Retype the records below exactly as they appear.

MATERIAL SHOWN start

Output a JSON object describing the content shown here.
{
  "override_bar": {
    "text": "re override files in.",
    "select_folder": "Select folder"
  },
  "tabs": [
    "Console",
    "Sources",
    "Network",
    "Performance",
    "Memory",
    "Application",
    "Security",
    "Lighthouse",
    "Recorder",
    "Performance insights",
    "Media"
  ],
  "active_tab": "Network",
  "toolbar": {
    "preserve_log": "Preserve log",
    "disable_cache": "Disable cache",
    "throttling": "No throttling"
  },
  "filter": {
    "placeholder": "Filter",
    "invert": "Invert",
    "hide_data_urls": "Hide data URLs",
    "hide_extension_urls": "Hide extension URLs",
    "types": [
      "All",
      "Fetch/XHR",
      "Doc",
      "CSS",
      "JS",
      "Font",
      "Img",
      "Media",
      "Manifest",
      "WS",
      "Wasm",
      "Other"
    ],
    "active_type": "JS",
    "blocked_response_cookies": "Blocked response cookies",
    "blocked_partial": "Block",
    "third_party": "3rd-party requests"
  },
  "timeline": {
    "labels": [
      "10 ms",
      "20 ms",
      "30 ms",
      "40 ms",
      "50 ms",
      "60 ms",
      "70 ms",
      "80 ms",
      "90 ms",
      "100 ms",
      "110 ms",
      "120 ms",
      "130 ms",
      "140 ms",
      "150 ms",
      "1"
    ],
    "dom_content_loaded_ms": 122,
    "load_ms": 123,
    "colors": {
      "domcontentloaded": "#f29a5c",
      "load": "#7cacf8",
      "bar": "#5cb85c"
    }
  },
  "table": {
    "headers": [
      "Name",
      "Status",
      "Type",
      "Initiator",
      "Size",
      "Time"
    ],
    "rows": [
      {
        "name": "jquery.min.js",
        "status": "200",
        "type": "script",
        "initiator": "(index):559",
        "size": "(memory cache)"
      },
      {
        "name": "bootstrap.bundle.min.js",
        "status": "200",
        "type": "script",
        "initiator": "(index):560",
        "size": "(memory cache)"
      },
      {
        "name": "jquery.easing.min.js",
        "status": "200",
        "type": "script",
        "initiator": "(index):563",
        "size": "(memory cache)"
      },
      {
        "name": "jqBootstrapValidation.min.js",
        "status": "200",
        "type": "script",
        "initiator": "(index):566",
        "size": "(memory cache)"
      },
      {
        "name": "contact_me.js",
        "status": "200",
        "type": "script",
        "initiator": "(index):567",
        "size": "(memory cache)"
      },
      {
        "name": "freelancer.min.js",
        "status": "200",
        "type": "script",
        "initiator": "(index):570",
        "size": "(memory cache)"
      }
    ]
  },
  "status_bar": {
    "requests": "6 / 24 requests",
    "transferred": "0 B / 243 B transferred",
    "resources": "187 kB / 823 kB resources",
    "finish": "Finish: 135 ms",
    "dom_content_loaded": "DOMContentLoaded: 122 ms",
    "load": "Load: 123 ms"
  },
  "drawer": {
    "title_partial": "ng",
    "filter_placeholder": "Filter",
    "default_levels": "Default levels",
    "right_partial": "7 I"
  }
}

MATERIAL SHOWN end

ANSWER TO THE TASK
Output a JSON object describing the content shown here.
{
  "override_bar": {
    "text": "re override files in.",
    "select_folder": "Select folder"
  },
  "tabs": [
    "Console",
    "Sources",
    "Network",
    "Performance",
    "Memory",
    "Application",
    "Security",
    "Lighthouse",
    "Recorder",
    "Performance insights",
    "Media"
  ],
  "active_tab": "Network",
  "toolbar": {
    "preserve_log": "Preserve log",
    "disable_cache": "Disable cache",
    "throttling": "No throttling"
  },
  "filter": {
    "placeholder": "Filter",
    "invert": "Invert",
    "hide_data_urls": "Hide data URLs",
    "hide_extension_urls": "Hide extension URLs",
    "types": [
      "All",
      "Fetch/XHR",
      "Doc",
      "CSS",
      "JS",
      "Font",
      "Img",
      "Media",
      "Manifest",
      "WS",
      "Wasm",
      "Other"
    ],
    "active_type": "JS",
    "blocked_response_cookies": "Blocked response cookies",
    "blocked_partial": "Block",
    "third_party": "3rd-party requests"
  },
  "timeline": {
    "labels": [
      "10 ms",
      "20 ms",
      "30 ms",
      "40 ms",
      "50 ms",
      "60 ms",
      "70 ms",
      "80 ms",
      "90 ms",
      "100 ms",
      "110 ms",
      "120 ms",
      "130 ms",
      "140 ms",
      "150 ms",
      "1"
    ],
    "dom_content_loaded_ms": 122,
    "load_ms": 123,
    "colors": {
      "domcontentloaded": "#f29a5c",
      "load": "#7cacf8",
      "bar": "#5cb85c"
    }
  },
  "table": {
    "headers": [
      "Name",
      "Status",
      "Type",
      "Initiator",
      "Size",
      "Time"
    ],
    "rows": [
      {
        "name": "jquery.min.js",
        "status": "200",
        "type": "script",
        "initiator": "(index):559",
        "size": "(memory cache)"
      },
      {
        "name": "bootstrap.bundle.min.js",
        "status": "200",
        "type": "script",
        "initiator": "(index):560",
        "size": "(memory cache)"
      },
      {
        "name": "jquery.easing.min.js",
        "status": "200",
        "type": "script",
        "initiator": "(index):563",
        "size": "(memory cache)"
      },
      {
        "name": "jqBootstrapValidation.min.js",
        "status": "200",
        "type": "script",
        "initiator": "(index):566",
        "size": "(memory cache)"
      },
      {
        "name": "contact_me.js",
        "status": "200",
        "type": "script",
        "initiator": "(index):567",
        "size": "(memory cache)"
      },
      {
        "name": "freelancer.min.js",
        "status": "200",
        "type": "script",
        "initiator": "(index):570",
        "size": "(memory cache)"
      }
    ]
  },
  "status_bar": {
    "requests": "6 / 24 requests",
    "transferred": "0 B / 243 B transferred",
    "resources": "187 kB / 823 kB resources",
    "finish": "Finish: 135 ms",
    "dom_content_loaded": "DOMContentLoaded: 122 ms",
    "load": "Load: 123 ms"
  },
  "drawer": {
    "title_partial": "ng",
    "filter_placeholder": "Filter",
    "default_levels": "Default levels",
    "right_partial": "7 I"
  }
}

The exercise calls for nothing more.